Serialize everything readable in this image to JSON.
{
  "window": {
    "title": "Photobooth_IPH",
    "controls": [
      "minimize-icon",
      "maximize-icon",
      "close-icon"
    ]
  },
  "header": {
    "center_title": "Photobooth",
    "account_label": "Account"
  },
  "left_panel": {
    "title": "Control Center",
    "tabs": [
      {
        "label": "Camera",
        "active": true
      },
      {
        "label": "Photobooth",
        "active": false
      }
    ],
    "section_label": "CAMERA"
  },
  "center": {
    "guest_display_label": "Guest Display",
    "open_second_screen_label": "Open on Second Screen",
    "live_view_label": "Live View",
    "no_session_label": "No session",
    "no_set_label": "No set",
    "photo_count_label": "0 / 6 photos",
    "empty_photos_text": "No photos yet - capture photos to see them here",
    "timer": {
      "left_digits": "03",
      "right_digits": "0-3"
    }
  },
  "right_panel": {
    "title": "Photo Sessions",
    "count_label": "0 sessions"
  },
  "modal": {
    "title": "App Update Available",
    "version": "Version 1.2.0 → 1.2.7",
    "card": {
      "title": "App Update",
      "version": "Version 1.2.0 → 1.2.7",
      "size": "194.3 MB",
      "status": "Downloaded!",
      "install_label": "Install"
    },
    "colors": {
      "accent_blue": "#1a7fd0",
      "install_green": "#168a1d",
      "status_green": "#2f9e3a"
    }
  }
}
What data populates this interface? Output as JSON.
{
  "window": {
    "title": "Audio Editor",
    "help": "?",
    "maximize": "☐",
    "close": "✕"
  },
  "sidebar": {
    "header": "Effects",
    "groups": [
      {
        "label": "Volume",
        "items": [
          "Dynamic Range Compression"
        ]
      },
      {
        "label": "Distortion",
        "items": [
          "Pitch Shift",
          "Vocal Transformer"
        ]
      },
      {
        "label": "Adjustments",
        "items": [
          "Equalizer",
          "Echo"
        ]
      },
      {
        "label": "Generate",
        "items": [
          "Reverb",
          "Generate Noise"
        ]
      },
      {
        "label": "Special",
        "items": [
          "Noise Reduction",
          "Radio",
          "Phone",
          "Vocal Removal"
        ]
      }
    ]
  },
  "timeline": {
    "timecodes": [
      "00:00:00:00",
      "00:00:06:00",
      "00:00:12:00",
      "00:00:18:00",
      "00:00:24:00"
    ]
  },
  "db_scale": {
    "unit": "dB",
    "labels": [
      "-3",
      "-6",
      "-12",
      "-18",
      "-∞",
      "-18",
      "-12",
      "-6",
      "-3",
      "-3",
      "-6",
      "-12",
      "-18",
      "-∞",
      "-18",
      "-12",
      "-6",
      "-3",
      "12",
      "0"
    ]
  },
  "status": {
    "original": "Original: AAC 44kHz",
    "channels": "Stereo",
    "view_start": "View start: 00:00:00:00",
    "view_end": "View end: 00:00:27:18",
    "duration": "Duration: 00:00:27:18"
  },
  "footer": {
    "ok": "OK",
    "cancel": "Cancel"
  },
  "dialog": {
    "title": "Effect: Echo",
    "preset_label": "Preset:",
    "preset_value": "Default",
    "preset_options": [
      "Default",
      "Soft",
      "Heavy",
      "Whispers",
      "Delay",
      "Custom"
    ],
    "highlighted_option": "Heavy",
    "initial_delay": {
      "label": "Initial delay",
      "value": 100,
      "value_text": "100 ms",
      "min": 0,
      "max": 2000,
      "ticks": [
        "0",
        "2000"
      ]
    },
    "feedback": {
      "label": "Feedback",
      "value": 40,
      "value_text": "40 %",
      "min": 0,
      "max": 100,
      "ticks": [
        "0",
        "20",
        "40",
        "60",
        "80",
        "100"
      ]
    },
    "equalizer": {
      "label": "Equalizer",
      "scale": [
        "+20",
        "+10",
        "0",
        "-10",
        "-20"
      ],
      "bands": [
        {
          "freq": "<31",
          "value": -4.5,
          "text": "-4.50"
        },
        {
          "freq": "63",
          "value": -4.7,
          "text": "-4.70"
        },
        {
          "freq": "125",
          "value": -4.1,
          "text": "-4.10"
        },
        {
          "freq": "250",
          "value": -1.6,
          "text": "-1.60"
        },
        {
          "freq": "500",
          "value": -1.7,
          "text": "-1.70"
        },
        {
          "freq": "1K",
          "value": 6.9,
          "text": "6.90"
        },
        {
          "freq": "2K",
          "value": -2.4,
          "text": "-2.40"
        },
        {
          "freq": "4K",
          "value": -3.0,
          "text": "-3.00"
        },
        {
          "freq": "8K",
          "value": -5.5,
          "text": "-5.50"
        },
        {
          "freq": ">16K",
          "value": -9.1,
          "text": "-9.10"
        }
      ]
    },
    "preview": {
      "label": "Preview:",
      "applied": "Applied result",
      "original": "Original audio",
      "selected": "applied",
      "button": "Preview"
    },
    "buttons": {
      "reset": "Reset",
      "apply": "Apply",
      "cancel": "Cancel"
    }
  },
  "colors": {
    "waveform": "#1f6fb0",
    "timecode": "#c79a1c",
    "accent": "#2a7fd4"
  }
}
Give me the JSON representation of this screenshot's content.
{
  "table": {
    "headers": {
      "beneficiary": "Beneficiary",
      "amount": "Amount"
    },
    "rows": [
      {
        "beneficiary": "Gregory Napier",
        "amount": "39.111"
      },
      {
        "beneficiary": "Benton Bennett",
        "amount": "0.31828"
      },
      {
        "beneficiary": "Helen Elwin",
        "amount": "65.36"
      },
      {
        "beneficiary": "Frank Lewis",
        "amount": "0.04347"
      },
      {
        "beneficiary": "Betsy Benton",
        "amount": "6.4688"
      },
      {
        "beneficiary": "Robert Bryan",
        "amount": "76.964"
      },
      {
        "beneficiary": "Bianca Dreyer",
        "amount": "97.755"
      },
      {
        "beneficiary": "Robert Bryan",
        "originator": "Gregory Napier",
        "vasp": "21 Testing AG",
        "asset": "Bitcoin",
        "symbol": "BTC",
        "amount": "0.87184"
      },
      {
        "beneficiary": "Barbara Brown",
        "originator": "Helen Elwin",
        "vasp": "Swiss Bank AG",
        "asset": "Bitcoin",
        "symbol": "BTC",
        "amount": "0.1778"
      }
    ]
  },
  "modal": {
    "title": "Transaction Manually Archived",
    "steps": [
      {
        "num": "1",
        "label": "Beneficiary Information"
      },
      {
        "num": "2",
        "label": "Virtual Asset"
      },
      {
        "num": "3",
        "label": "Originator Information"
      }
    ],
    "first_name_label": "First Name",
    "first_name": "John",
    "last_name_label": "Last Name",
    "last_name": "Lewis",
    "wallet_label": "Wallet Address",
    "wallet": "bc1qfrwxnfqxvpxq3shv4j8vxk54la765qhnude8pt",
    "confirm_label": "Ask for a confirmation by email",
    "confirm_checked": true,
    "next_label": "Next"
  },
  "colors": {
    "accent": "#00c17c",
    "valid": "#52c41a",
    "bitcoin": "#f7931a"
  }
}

● Instructions for the task: Reproduce the listing above word for word.

● Task response:
Serialize everything readable in this image to JSON.
{
  "window": {
    "title": "Photobooth_IPH",
    "controls": [
      "minimize-icon",
      "maximize-icon",
      "close-icon"
    ]
  },
  "header": {
    "center_title": "Photobooth",
    "account_label": "Account"
  },
  "left_panel": {
    "title": "Control Center",
    "tabs": [
      {
        "label": "Camera",
        "active": true
      },
      {
        "label": "Photobooth",
        "active": false
      }
    ],
    "section_label": "CAMERA"
  },
  "center": {
    "guest_display_label": "Guest Display",
    "open_second_screen_label": "Open on Second Screen",
    "live_view_label": "Live View",
    "no_session_label": "No session",
    "no_set_label": "No set",
    "photo_count_label": "0 / 6 photos",
    "empty_photos_text": "No photos yet - capture photos to see them here",
    "timer": {
      "left_digits": "03",
      "right_digits": "0-3"
    }
  },
  "right_panel": {
    "title": "Photo Sessions",
    "count_label": "0 sessions"
  },
  "modal": {
    "title": "App Update Available",
    "version": "Version 1.2.0 → 1.2.7",
    "card": {
      "title": "App Update",
      "version": "Version 1.2.0 → 1.2.7",
      "size": "194.3 MB",
      "status": "Downloaded!",
      "install_label": "Install"
    },
    "colors": {
      "accent_blue": "#1a7fd0",
      "install_green": "#168a1d",
      "status_green": "#2f9e3a"
    }
  }
}
What data populates this interface? Output as JSON.
{
  "window": {
    "title": "Audio Editor",
    "help": "?",
    "maximize": "☐",
    "close": "✕"
  },
  "sidebar": {
    "header": "Effects",
    "groups": [
      {
        "label": "Volume",
        "items": [
          "Dynamic Range Compression"
        ]
      },
      {
        "label": "Distortion",
        "items": [
          "Pitch Shift",
          "Vocal Transformer"
        ]
      },
      {
        "label": "Adjustments",
        "items": [
          "Equalizer",
          "Echo"
        ]
      },
      {
        "label": "Generate",
        "items": [
          "Reverb",
          "Generate Noise"
        ]
      },
      {
        "label": "Special",
        "items": [
          "Noise Reduction",
          "Radio",
          "Phone",
          "Vocal Removal"
        ]
      }
    ]
  },
  "timeline": {
    "timecodes": [
      "00:00:00:00",
      "00:00:06:00",
      "00:00:12:00",
      "00:00:18:00",
      "00:00:24:00"
    ]
  },
  "db_scale": {
    "unit": "dB",
    "labels": [
      "-3",
      "-6",
      "-12",
      "-18",
      "-∞",
      "-18",
      "-12",
      "-6",
      "-3",
      "-3",
      "-6",
      "-12",
      "-18",
      "-∞",
      "-18",
      "-12",
      "-6",
      "-3",
      "12",
      "0"
    ]
  },
  "status": {
    "original": "Original: AAC 44kHz",
    "channels": "Stereo",
    "view_start": "View start: 00:00:00:00",
    "view_end": "View end: 00:00:27:18",
    "duration": "Duration: 00:00:27:18"
  },
  "footer": {
    "ok": "OK",
    "cancel": "Cancel"
  },
  "dialog": {
    "title": "Effect: Echo",
    "preset_label": "Preset:",
    "preset_value": "Default",
    "preset_options": [
      "Default",
      "Soft",
      "Heavy",
      "Whispers",
      "Delay",
      "Custom"
    ],
    "highlighted_option": "Heavy",
    "initial_delay": {
      "label": "Initial delay",
      "value": 100,
      "value_text": "100 ms",
      "min": 0,
      "max": 2000,
      "ticks": [
        "0",
        "2000"
      ]
    },
    "feedback": {
      "label": "Feedback",
      "value": 40,
      "value_text": "40 %",
      "min": 0,
      "max": 100,
      "ticks": [
        "0",
        "20",
        "40",
        "60",
        "80",
        "100"
      ]
    },
    "equalizer": {
      "label": "Equalizer",
      "scale": [
        "+20",
        "+10",
        "0",
        "-10",
        "-20"
      ],
      "bands": [
        {
          "freq": "<31",
          "value": -4.5,
          "text": "-4.50"
        },
        {
          "freq": "63",
          "value": -4.7,
          "text": "-4.70"
        },
        {
          "freq": "125",
          "value": -4.1,
          "text": "-4.10"
        },
        {
          "freq": "250",
          "value": -1.6,
          "text": "-1.60"
        },
        {
          "freq": "500",
          "value": -1.7,
          "text": "-1.70"
        },
        {
          "freq": "1K",
          "value": 6.9,
          "text": "6.90"
        },
        {
          "freq": "2K",
          "value": -2.4,
          "text": "-2.40"
        },
        {
          "freq": "4K",
          "value": -3.0,
          "text": "-3.00"
        },
        {
          "freq": "8K",
          "value": -5.5,
          "text": "-5.50"
        },
        {
          "freq": ">16K",
          "value": -9.1,
          "text": "-9.10"
        }
      ]
    },
    "preview": {
      "label": "Preview:",
      "applied": "Applied result",
      "original": "Original audio",
      "selected": "applied",
      "button": "Preview"
    },
    "buttons": {
      "reset": "Reset",
      "apply": "Apply",
      "cancel": "Cancel"
    }
  },
  "colors": {
    "waveform": "#1f6fb0",
    "timecode": "#c79a1c",
    "accent": "#2a7fd4"
  }
}
Give me the JSON representation of this screenshot's content.
{
  "table": {
    "headers": {
      "beneficiary": "Beneficiary",
      "amount": "Amount"
    },
    "rows": [
      {
        "beneficiary": "Gregory Napier",
        "amount": "39.111"
      },
      {
        "beneficiary": "Benton Bennett",
        "amount": "0.31828"
      },
      {
        "beneficiary": "Helen Elwin",
        "amount": "65.36"
      },
      {
        "beneficiary": "Frank Lewis",
        "amount": "0.04347"
      },
      {
        "beneficiary": "Betsy Benton",
        "amount": "6.4688"
      },
      {
        "beneficiary": "Robert Bryan",
        "amount": "76.964"
      },
      {
        "beneficiary": "Bianca Dreyer",
        "amount": "97.755"
      },
      {
        "beneficiary": "Robert Bryan",
        "originator": "Gregory Napier",
        "vasp": "21 Testing AG",
        "asset": "Bitcoin",
        "symbol": "BTC",
        "amount": "0.87184"
      },
      {
        "beneficiary": "Barbara Brown",
        "originator": "Helen Elwin",
        "vasp": "Swiss Bank AG",
        "asset": "Bitcoin",
        "symbol": "BTC",
        "amount": "0.1778"
      }
    ]
  },
  "modal": {
    "title": "Transaction Manually Archived",
    "steps": [
      {
        "num": "1",
        "label": "Beneficiary Information"
      },
      {
        "num": "2",
        "label": "Virtual Asset"
      },
      {
        "num": "3",
        "label": "Originator Information"
      }
    ],
    "first_name_label": "First Name",
    "first_name": "John",
    "last_name_label": "Last Name",
    "last_name": "Lewis",
    "wallet_label": "Wallet Address",
    "wallet": "bc1qfrwxnfqxvpxq3shv4j8vxk54la765qhnude8pt",
    "confirm_label": "Ask for a confirmation by email",
    "confirm_checked": true,
    "next_label": "Next"
  },
  "colors": {
    "accent": "#00c17c",
    "valid": "#52c41a",
    "bitcoin": "#f7931a"
  }
}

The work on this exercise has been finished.